> [Excerpted data]:
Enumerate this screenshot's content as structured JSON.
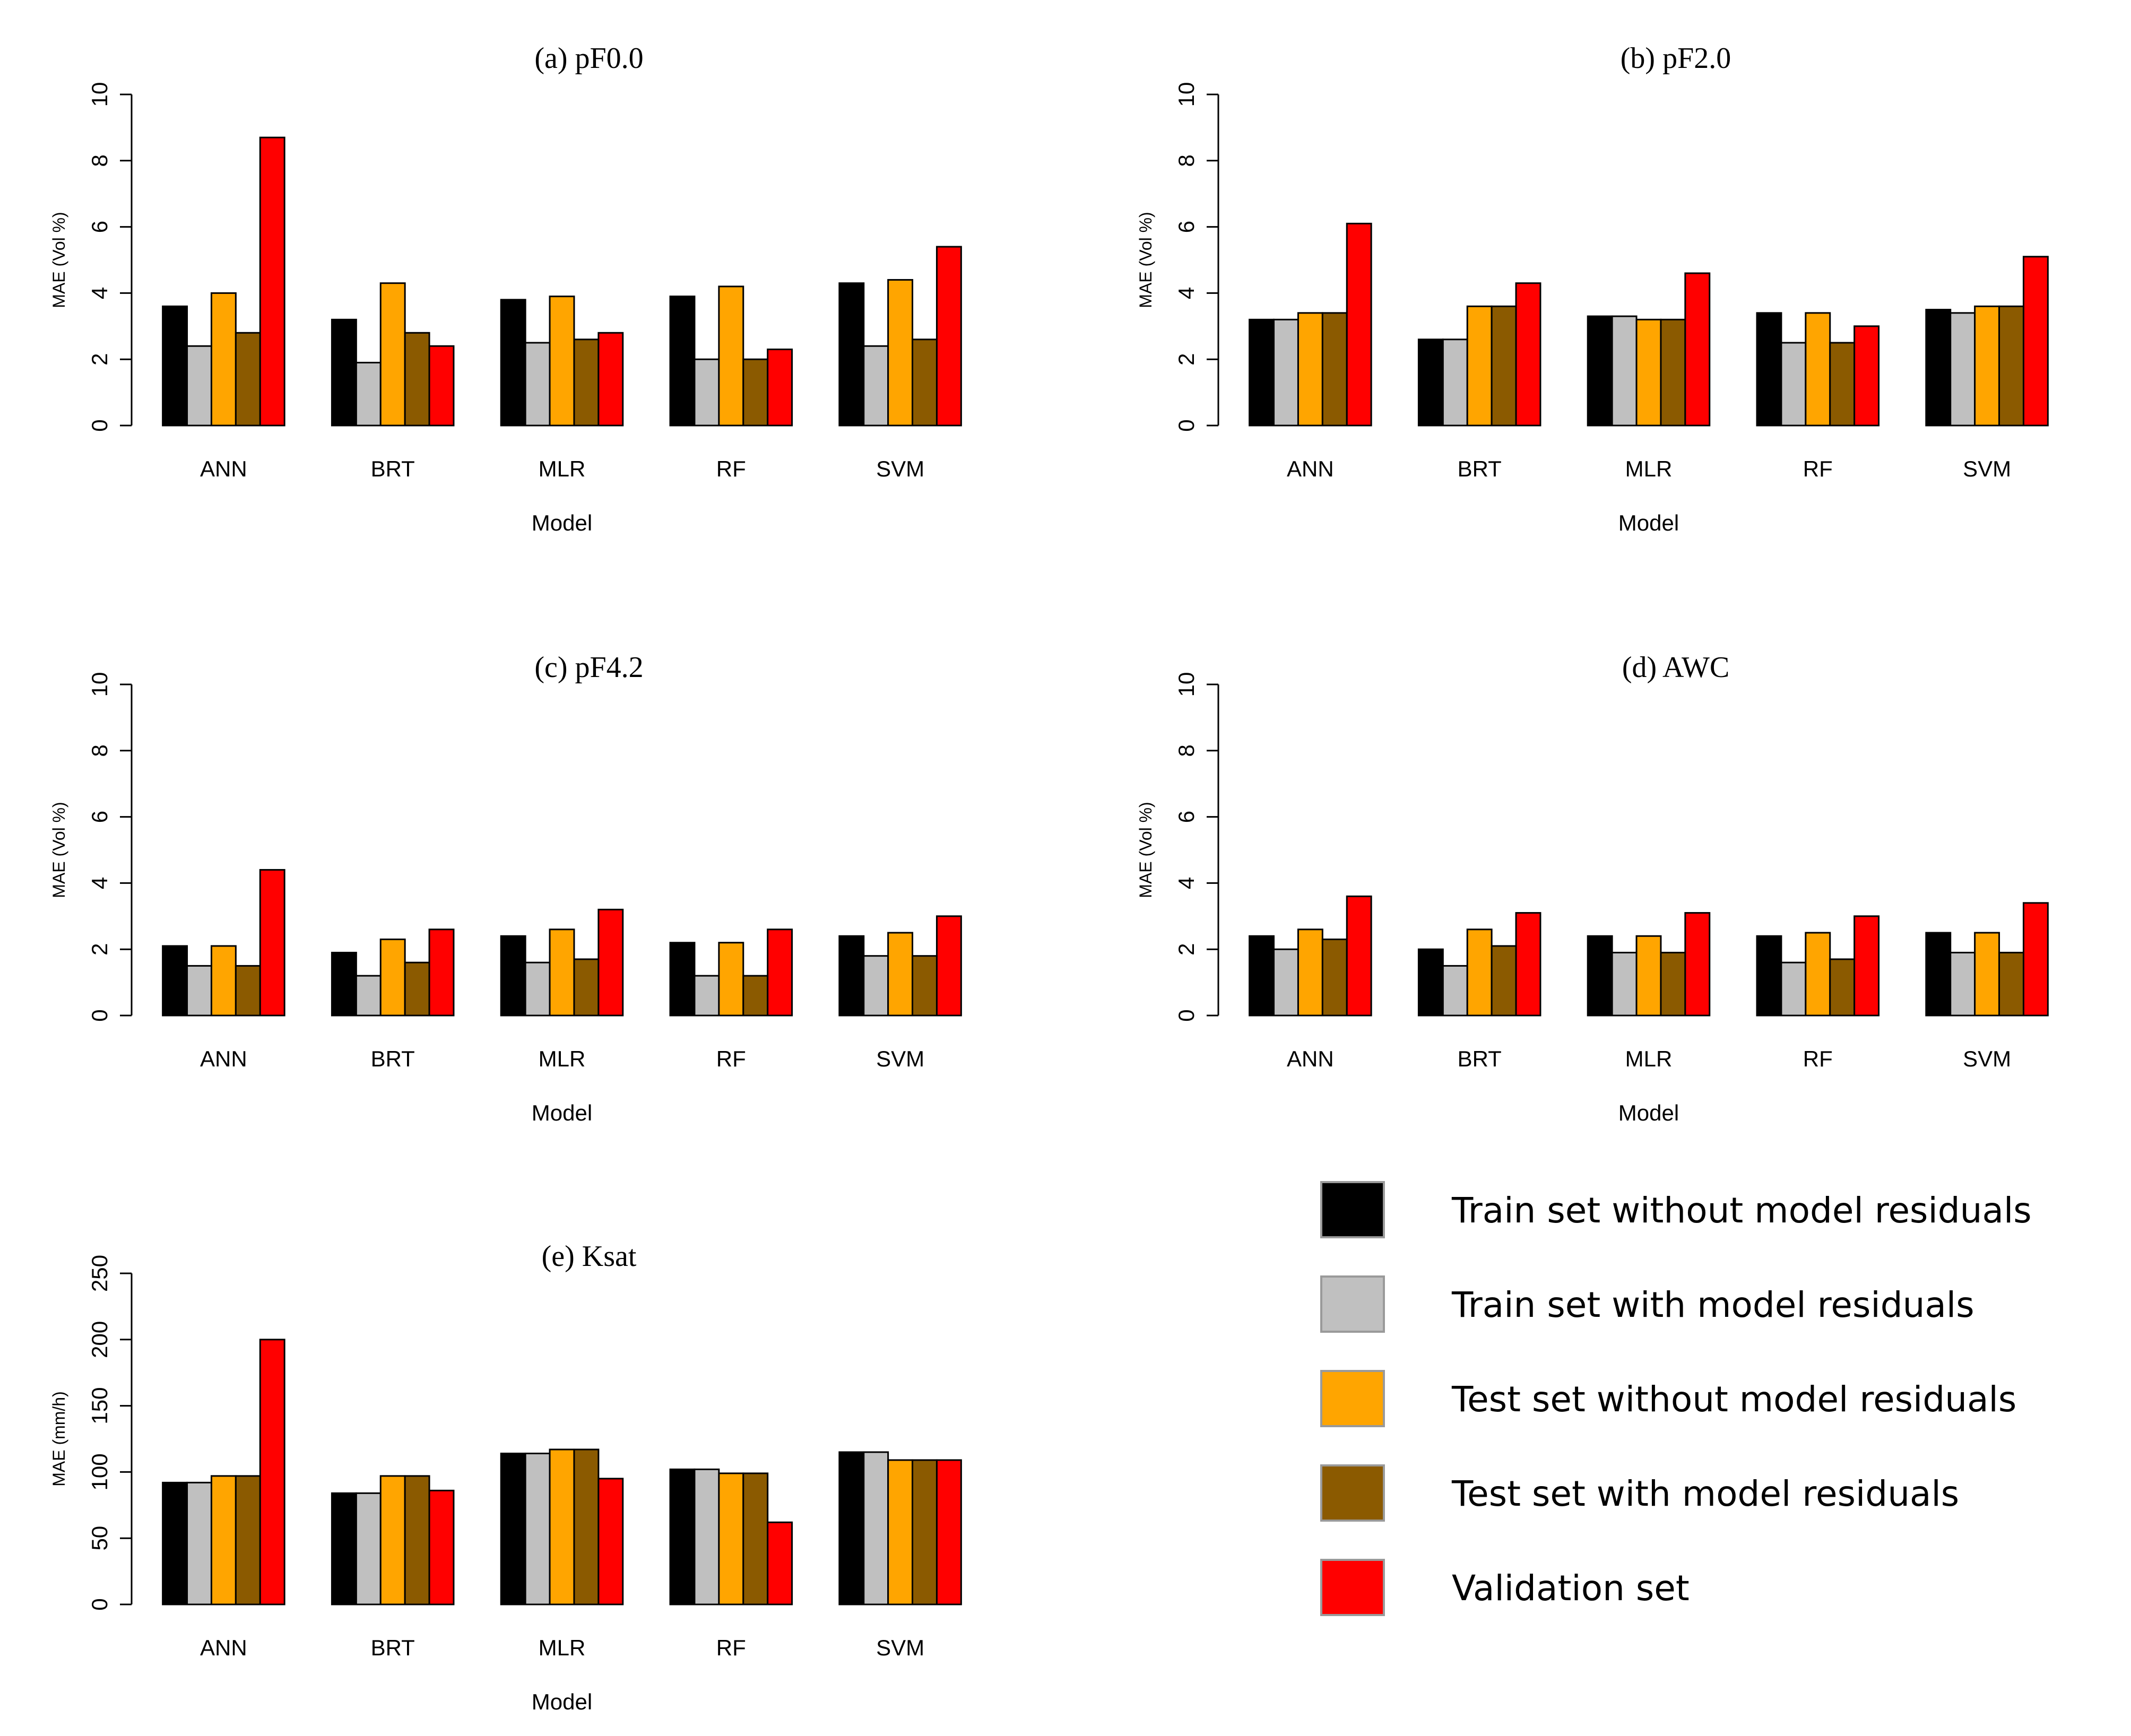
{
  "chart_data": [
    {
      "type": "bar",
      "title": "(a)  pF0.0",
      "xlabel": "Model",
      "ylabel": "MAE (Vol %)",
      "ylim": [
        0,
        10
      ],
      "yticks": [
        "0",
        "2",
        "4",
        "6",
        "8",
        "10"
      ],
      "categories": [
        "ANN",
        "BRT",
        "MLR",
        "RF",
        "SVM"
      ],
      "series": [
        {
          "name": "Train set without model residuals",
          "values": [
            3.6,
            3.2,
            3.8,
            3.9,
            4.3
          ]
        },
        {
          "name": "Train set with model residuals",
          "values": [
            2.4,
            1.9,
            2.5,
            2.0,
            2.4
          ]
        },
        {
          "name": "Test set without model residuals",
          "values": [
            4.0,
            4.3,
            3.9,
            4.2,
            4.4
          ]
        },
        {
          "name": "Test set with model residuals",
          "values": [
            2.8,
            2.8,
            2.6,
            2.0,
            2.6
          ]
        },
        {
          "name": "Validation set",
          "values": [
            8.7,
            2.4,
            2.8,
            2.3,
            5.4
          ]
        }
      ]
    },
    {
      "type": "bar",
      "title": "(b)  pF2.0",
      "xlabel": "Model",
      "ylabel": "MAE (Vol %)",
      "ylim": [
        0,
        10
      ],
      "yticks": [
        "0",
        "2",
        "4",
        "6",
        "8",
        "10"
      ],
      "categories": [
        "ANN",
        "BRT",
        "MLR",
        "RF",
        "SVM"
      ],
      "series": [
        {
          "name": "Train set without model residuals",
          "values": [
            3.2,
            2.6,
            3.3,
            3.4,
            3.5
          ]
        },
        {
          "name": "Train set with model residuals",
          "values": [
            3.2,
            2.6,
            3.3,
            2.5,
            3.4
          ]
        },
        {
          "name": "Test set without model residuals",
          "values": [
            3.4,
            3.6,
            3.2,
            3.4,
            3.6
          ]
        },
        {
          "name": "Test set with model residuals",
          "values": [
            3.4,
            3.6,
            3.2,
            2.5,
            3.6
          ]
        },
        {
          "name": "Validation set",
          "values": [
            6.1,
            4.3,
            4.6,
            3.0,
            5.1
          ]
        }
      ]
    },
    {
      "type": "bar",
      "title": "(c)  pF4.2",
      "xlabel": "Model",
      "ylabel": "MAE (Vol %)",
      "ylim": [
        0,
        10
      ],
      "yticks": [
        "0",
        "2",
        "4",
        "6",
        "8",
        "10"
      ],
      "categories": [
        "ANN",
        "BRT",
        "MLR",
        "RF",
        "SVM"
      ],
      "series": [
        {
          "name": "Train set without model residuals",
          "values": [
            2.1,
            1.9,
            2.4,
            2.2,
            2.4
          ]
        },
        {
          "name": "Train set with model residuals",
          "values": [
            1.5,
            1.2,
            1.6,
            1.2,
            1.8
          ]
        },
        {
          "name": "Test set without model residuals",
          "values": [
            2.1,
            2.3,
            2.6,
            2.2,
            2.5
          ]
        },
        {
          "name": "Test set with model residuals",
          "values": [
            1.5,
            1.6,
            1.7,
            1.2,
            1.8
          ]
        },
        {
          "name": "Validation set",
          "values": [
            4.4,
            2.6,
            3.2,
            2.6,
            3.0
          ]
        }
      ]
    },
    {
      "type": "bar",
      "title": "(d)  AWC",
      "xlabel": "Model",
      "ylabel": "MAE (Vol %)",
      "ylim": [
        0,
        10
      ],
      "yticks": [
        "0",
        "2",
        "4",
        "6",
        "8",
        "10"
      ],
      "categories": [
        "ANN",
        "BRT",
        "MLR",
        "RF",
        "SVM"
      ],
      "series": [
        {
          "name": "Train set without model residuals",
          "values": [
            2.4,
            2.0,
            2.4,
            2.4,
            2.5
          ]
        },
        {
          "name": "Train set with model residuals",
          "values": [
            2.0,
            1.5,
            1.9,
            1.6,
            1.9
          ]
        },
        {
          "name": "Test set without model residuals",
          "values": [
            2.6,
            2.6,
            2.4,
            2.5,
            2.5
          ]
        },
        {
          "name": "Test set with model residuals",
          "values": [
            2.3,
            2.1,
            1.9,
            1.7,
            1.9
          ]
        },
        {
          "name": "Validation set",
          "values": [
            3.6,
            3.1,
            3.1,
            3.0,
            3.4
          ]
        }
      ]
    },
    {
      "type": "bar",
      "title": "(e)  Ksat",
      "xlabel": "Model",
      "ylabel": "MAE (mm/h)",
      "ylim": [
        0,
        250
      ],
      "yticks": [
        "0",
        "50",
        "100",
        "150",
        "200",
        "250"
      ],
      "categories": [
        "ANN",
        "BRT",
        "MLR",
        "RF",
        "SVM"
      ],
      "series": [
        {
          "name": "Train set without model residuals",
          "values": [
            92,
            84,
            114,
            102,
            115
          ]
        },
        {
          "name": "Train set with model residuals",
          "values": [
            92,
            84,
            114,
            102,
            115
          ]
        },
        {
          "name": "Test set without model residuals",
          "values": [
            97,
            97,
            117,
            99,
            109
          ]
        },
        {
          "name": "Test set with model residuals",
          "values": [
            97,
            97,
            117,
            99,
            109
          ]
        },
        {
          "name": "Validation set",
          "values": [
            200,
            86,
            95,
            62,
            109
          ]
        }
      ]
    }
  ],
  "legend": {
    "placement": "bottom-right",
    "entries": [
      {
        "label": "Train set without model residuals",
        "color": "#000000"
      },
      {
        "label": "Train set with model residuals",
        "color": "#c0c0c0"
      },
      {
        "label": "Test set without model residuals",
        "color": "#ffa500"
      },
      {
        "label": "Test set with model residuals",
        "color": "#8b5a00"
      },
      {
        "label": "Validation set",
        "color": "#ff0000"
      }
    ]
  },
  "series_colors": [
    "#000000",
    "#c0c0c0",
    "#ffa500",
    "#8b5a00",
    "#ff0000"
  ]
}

> [Goal]:
How many lines in these entries hold the string "title"? Answer with the number alone.

> [Response]:
5